(Problem to solve): Tally the lines containing "eller" and report the number alone.

>> begin

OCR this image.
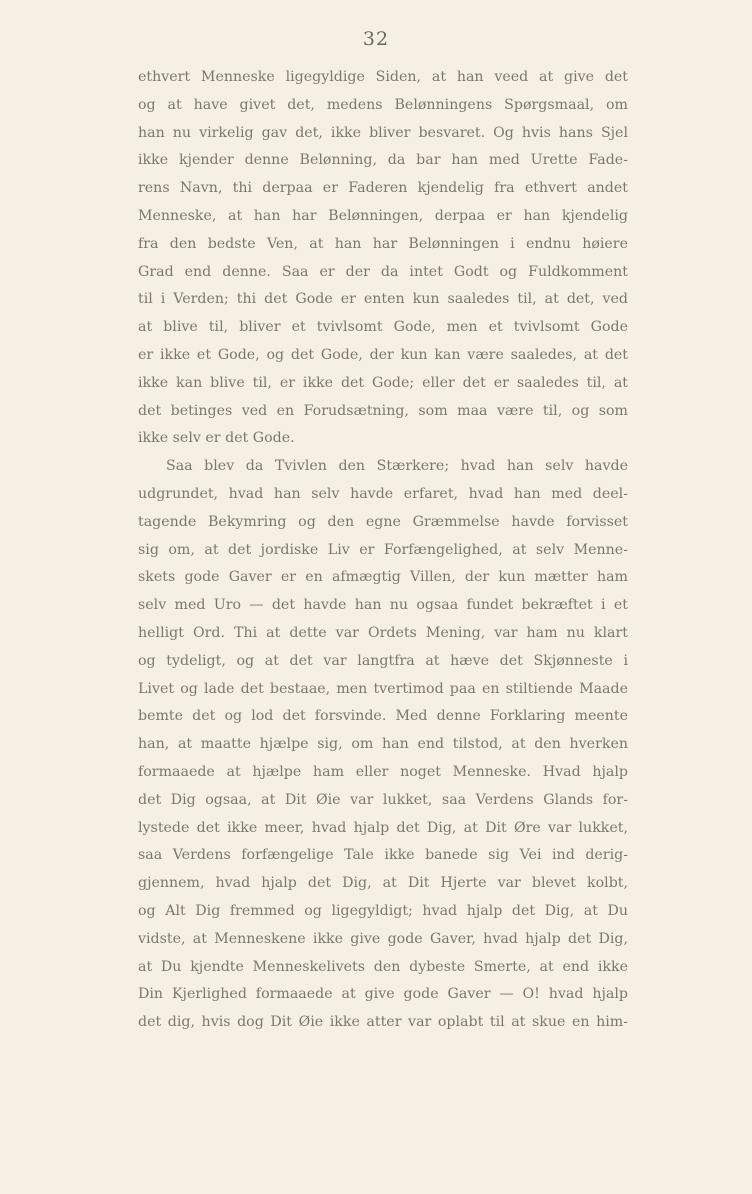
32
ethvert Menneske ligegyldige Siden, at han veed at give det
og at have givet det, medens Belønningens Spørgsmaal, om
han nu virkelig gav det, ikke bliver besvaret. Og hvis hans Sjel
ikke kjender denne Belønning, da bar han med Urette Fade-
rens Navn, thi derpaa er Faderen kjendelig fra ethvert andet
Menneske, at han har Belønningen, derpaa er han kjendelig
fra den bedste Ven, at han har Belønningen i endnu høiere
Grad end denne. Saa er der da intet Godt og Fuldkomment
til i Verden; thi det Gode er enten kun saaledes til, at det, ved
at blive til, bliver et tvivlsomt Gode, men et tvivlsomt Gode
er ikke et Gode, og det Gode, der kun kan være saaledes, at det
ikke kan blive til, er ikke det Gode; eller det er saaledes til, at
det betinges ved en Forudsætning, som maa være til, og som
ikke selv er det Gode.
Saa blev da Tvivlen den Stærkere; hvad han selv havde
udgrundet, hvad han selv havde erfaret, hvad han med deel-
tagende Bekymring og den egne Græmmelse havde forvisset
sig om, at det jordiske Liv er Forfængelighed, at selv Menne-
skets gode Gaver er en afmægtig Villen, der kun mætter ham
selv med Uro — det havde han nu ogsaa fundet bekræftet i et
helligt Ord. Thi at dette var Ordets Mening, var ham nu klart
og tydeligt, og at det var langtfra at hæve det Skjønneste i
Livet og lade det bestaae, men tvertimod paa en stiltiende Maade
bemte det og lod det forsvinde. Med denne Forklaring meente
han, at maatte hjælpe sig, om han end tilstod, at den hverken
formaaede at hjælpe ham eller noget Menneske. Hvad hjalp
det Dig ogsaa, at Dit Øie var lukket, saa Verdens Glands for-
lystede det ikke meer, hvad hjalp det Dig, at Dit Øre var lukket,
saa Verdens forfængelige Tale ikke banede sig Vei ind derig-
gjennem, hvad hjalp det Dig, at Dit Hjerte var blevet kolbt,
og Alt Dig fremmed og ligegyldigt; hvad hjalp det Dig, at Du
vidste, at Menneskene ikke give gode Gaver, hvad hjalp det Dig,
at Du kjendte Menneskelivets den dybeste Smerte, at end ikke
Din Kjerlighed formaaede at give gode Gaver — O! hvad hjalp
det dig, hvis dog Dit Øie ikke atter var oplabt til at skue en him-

>> end
>> begin

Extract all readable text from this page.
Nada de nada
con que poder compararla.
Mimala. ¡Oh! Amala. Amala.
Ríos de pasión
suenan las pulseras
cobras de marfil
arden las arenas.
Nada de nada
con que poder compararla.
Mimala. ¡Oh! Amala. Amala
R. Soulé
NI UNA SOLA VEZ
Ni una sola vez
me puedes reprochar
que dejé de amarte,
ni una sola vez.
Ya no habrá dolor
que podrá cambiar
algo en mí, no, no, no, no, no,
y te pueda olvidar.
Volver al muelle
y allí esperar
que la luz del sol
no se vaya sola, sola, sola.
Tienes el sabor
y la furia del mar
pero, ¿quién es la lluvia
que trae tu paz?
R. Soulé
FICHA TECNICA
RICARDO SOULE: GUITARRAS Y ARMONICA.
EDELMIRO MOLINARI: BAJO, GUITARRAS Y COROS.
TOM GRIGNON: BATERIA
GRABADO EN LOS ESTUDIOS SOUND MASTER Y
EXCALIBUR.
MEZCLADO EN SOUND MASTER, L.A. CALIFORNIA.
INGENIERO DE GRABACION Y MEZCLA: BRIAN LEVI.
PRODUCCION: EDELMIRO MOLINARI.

>> end
>> begin

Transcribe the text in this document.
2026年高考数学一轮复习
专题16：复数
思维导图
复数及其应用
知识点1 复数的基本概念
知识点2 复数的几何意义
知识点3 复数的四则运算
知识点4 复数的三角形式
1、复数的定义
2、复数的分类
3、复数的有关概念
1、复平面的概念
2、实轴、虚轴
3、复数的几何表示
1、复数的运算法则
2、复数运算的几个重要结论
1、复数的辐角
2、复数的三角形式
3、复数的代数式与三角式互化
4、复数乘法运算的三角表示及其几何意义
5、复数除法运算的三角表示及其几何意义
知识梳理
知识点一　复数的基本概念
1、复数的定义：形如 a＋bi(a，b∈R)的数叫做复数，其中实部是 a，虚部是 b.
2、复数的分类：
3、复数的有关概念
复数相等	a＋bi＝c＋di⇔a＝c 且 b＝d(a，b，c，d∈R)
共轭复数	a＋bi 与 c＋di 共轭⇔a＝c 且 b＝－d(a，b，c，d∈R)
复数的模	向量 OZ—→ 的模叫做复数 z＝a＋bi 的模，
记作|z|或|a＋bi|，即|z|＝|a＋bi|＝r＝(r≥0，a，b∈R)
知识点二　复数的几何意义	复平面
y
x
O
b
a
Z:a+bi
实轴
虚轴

>> end

(Correct result): 2